• Work to do
Write out the material below again, unchanged.

[Records from a data collection]

------------------------------

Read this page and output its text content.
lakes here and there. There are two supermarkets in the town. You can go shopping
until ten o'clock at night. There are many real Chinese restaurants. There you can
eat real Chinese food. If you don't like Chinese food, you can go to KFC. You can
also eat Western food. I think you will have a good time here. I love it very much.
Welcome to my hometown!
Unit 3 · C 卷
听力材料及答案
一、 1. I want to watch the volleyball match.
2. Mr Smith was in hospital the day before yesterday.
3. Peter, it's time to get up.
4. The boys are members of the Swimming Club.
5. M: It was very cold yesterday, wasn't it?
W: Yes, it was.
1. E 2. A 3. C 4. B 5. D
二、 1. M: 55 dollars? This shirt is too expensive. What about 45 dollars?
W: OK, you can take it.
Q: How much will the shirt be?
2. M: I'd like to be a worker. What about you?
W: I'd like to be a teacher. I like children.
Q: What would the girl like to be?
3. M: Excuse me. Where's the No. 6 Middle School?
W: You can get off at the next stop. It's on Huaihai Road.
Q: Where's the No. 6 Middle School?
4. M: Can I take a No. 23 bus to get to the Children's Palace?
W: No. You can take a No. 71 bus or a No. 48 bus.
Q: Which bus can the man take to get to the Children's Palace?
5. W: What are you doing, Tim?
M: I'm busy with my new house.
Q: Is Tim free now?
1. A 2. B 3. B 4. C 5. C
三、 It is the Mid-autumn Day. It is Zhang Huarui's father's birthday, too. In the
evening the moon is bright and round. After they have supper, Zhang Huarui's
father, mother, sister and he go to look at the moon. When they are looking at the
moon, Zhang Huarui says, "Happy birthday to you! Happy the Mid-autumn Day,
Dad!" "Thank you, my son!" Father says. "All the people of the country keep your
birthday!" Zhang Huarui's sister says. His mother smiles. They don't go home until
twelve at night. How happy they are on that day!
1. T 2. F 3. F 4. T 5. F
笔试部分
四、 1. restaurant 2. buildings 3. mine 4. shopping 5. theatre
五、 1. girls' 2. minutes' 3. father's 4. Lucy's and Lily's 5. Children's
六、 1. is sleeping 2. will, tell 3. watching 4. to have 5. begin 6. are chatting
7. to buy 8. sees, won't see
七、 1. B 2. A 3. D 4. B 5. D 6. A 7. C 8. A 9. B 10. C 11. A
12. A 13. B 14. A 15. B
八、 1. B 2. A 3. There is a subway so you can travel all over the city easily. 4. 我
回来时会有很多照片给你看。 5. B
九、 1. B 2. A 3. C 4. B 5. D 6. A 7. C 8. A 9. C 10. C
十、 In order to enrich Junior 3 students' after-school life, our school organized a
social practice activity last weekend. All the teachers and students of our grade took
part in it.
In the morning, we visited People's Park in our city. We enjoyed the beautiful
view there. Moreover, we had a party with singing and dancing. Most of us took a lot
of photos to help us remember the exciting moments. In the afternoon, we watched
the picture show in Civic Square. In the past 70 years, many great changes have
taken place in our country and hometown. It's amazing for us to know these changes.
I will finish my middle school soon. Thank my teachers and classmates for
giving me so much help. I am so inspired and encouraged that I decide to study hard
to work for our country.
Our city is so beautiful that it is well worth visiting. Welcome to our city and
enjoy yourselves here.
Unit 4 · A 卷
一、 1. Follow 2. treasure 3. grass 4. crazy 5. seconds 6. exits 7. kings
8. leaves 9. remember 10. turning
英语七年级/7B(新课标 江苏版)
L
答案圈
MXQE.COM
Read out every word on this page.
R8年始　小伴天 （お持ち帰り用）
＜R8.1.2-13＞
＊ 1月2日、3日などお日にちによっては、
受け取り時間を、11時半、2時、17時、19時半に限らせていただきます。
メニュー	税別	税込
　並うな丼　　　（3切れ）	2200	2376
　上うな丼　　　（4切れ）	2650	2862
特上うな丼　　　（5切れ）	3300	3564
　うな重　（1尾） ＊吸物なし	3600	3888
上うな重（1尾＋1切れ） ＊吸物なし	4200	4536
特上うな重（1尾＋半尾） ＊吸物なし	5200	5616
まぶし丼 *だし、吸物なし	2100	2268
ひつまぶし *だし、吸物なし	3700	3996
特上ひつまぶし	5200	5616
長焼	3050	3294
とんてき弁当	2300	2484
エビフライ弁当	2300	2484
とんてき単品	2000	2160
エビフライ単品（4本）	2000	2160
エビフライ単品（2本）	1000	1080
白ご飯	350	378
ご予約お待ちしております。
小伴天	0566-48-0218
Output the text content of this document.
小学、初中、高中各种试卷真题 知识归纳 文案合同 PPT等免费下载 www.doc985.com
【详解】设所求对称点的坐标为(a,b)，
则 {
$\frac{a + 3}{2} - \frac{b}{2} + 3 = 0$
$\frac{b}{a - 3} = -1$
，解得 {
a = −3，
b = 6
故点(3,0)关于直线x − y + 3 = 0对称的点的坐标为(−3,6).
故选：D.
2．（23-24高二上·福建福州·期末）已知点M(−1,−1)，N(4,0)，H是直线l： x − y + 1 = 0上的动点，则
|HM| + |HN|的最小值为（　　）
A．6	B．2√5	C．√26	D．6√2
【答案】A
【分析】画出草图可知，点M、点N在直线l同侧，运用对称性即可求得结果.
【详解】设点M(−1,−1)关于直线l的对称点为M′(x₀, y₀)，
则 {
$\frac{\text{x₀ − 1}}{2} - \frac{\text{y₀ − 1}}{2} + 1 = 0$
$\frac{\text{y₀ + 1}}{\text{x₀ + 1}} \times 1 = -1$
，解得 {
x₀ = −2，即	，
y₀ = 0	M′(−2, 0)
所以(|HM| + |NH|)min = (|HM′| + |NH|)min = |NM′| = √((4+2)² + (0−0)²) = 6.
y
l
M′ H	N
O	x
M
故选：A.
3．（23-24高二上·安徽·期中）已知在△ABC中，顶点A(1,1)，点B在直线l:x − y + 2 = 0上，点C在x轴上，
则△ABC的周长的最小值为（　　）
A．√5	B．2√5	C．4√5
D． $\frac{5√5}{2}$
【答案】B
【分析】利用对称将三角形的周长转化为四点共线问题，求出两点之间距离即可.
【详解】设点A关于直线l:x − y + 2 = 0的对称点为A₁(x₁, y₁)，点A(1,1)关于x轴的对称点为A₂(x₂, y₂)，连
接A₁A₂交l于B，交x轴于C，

------------------------------

• Problem solution
Read this page and output its text content.
lakes here and there. There are two supermarkets in the town. You can go shopping
until ten o'clock at night. There are many real Chinese restaurants. There you can
eat real Chinese food. If you don't like Chinese food, you can go to KFC. You can
also eat Western food. I think you will have a good time here. I love it very much.
Welcome to my hometown!
Unit 3 · C 卷
听力材料及答案
一、 1. I want to watch the volleyball match.
2. Mr Smith was in hospital the day before yesterday.
3. Peter, it's time to get up.
4. The boys are members of the Swimming Club.
5. M: It was very cold yesterday, wasn't it?
W: Yes, it was.
1. E 2. A 3. C 4. B 5. D
二、 1. M: 55 dollars? This shirt is too expensive. What about 45 dollars?
W: OK, you can take it.
Q: How much will the shirt be?
2. M: I'd like to be a worker. What about you?
W: I'd like to be a teacher. I like children.
Q: What would the girl like to be?
3. M: Excuse me. Where's the No. 6 Middle School?
W: You can get off at the next stop. It's on Huaihai Road.
Q: Where's the No. 6 Middle School?
4. M: Can I take a No. 23 bus to get to the Children's Palace?
W: No. You can take a No. 71 bus or a No. 48 bus.
Q: Which bus can the man take to get to the Children's Palace?
5. W: What are you doing, Tim?
M: I'm busy with my new house.
Q: Is Tim free now?
1. A 2. B 3. B 4. C 5. C
三、 It is the Mid-autumn Day. It is Zhang Huarui's father's birthday, too. In the
evening the moon is bright and round. After they have supper, Zhang Huarui's
father, mother, sister and he go to look at the moon. When they are looking at the
moon, Zhang Huarui says, "Happy birthday to you! Happy the Mid-autumn Day,
Dad!" "Thank you, my son!" Father says. "All the people of the country keep your
birthday!" Zhang Huarui's sister says. His mother smiles. They don't go home until
twelve at night. How happy they are on that day!
1. T 2. F 3. F 4. T 5. F
笔试部分
四、 1. restaurant 2. buildings 3. mine 4. shopping 5. theatre
五、 1. girls' 2. minutes' 3. father's 4. Lucy's and Lily's 5. Children's
六、 1. is sleeping 2. will, tell 3. watching 4. to have 5. begin 6. are chatting
7. to buy 8. sees, won't see
七、 1. B 2. A 3. D 4. B 5. D 6. A 7. C 8. A 9. B 10. C 11. A
12. A 13. B 14. A 15. B
八、 1. B 2. A 3. There is a subway so you can travel all over the city easily. 4. 我
回来时会有很多照片给你看。 5. B
九、 1. B 2. A 3. C 4. B 5. D 6. A 7. C 8. A 9. C 10. C
十、 In order to enrich Junior 3 students' after-school life, our school organized a
social practice activity last weekend. All the teachers and students of our grade took
part in it.
In the morning, we visited People's Park in our city. We enjoyed the beautiful
view there. Moreover, we had a party with singing and dancing. Most of us took a lot
of photos to help us remember the exciting moments. In the afternoon, we watched
the picture show in Civic Square. In the past 70 years, many great changes have
taken place in our country and hometown. It's amazing for us to know these changes.
I will finish my middle school soon. Thank my teachers and classmates for
giving me so much help. I am so inspired and encouraged that I decide to study hard
to work for our country.
Our city is so beautiful that it is well worth visiting. Welcome to our city and
enjoy yourselves here.
Unit 4 · A 卷
一、 1. Follow 2. treasure 3. grass 4. crazy 5. seconds 6. exits 7. kings
8. leaves 9. remember 10. turning
英语七年级/7B(新课标 江苏版)
L
答案圈
MXQE.COM
Read out every word on this page.
R8年始　小伴天 （お持ち帰り用）
＜R8.1.2-13＞
＊ 1月2日、3日などお日にちによっては、
受け取り時間を、11時半、2時、17時、19時半に限らせていただきます。
メニュー	税別	税込
　並うな丼　　　（3切れ）	2200	2376
　上うな丼　　　（4切れ）	2650	2862
特上うな丼　　　（5切れ）	3300	3564
　うな重　（1尾） ＊吸物なし	3600	3888
上うな重（1尾＋1切れ） ＊吸物なし	4200	4536
特上うな重（1尾＋半尾） ＊吸物なし	5200	5616
まぶし丼 *だし、吸物なし	2100	2268
ひつまぶし *だし、吸物なし	3700	3996
特上ひつまぶし	5200	5616
長焼	3050	3294
とんてき弁当	2300	2484
エビフライ弁当	2300	2484
とんてき単品	2000	2160
エビフライ単品（4本）	2000	2160
エビフライ単品（2本）	1000	1080
白ご飯	350	378
ご予約お待ちしております。
小伴天	0566-48-0218
Output the text content of this document.
小学、初中、高中各种试卷真题 知识归纳 文案合同 PPT等免费下载 www.doc985.com
【详解】设所求对称点的坐标为(a,b)，
则 {
$\frac{a + 3}{2} - \frac{b}{2} + 3 = 0$
$\frac{b}{a - 3} = -1$
，解得 {
a = −3，
b = 6
故点(3,0)关于直线x − y + 3 = 0对称的点的坐标为(−3,6).
故选：D.
2．（23-24高二上·福建福州·期末）已知点M(−1,−1)，N(4,0)，H是直线l： x − y + 1 = 0上的动点，则
|HM| + |HN|的最小值为（　　）
A．6	B．2√5	C．√26	D．6√2
【答案】A
【分析】画出草图可知，点M、点N在直线l同侧，运用对称性即可求得结果.
【详解】设点M(−1,−1)关于直线l的对称点为M′(x₀, y₀)，
则 {
$\frac{\text{x₀ − 1}}{2} - \frac{\text{y₀ − 1}}{2} + 1 = 0$
$\frac{\text{y₀ + 1}}{\text{x₀ + 1}} \times 1 = -1$
，解得 {
x₀ = −2，即	，
y₀ = 0	M′(−2, 0)
所以(|HM| + |NH|)min = (|HM′| + |NH|)min = |NM′| = √((4+2)² + (0−0)²) = 6.
y
l
M′ H	N
O	x
M
故选：A.
3．（23-24高二上·安徽·期中）已知在△ABC中，顶点A(1,1)，点B在直线l:x − y + 2 = 0上，点C在x轴上，
则△ABC的周长的最小值为（　　）
A．√5	B．2√5	C．4√5
D． $\frac{5√5}{2}$
【答案】B
【分析】利用对称将三角形的周长转化为四点共线问题，求出两点之间距离即可.
【详解】设点A关于直线l:x − y + 2 = 0的对称点为A₁(x₁, y₁)，点A(1,1)关于x轴的对称点为A₂(x₂, y₂)，连
接A₁A₂交l于B，交x轴于C，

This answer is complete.